**Text shown:**
Content starts
Lamar Ricks, director of technology and engineering, Honeywell Sensing and Control, said this does a couple of things. With the increased sensitivity, designers can use smaller magnets, which lowers cost, and it gives them a lot of flexibility in terms of where they place the magnet while reducing concerns around mechanical tolerance and tolerance stack-ups within the assembly.
Honeywell also has priced the sensor at a cost that is comparable to reed switches and Hall-effect sensors, said Ricks.
A Low-Power Alternative
Design engineers are looking for an alternative to reed switches to reduce size and increase quality and durability, while maximizing battery life, said Josh Edberg, senior product marketing manager for Honeywell Sensing and Control.
This is the first product that can replace reed switches in many battery-operated applications thanks to its extremely low power, smaller package, stability over temperature, durable solid state technology (parts don’t wear out) and plastic molded packaging, said Bhattacharya. Reed switches are housed in glass tube packaging which lends itself to breakage.
Content ends
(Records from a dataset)
Content starts
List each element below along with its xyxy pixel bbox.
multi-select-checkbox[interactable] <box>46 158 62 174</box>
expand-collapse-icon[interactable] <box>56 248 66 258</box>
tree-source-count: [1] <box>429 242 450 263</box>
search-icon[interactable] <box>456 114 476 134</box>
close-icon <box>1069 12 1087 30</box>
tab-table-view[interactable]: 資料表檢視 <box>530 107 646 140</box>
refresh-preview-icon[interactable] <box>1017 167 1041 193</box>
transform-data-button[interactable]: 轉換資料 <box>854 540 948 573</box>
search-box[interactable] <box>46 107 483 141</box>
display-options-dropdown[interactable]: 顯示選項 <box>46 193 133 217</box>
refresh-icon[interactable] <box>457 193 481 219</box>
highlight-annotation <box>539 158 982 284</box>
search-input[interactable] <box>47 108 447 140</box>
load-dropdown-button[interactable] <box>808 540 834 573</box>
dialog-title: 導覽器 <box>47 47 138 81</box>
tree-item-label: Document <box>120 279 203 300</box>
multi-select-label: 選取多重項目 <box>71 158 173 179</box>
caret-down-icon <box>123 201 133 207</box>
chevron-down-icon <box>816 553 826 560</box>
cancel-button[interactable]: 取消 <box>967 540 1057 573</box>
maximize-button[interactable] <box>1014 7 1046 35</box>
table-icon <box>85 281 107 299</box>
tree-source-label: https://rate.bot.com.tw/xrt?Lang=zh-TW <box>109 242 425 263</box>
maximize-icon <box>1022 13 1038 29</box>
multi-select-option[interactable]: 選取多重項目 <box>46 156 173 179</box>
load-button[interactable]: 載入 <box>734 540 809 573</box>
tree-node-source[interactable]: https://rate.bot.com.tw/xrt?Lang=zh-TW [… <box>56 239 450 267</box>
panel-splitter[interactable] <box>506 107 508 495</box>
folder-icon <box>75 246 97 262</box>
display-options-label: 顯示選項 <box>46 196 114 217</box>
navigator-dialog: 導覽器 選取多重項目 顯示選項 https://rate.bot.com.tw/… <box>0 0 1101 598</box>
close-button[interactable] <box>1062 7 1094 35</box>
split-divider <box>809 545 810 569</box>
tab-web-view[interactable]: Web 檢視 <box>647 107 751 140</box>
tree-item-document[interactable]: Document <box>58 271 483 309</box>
Content ends
**Exercise instructions:**
1: Do these statements agree with the sensor text? Answer yes or no for each, quoting the deciding words.
(a) Reed switches come in glass tube packaging.
(b) Honeywell priced the sensor well above Hall-effect sensors.
(c) Josh Edberg is director of technology and engineering.
2: Answer these questions from the sensor text.
(a) The increased sensitivity lets designers use what kind of magnets?
(b) Besides size, quality and durability, what do design engineers want to maximize?
(c) Why don't parts of the product wear out?
3: Rewrite the stretch of the sensor text from "A Low-Power Alternative" through "Sensing and Control.", renaming "Design engineers" as "Product designers".

**Responses to the tasks:**
1:
(a) Yes: "Reed switches are housed in glass tube packaging which lends itself to breakage."
(b) No: "Honeywell also has priced the sensor at a cost that is comparable to reed switches and Hall-effect sensors"
(c) No: "Josh Edberg, senior product marketing manager for Honeywell Sensing and Control"

2:
(a) Smaller magnets.
(b) Battery life.
(c) It uses durable solid state technology.

3:
A Low-Power Alternative
Product designers are looking for an alternative to reed switches to reduce size and increase quality and durability, while maximizing battery life, said Josh Edberg, senior product marketing manager for Honeywell Sensing and Control.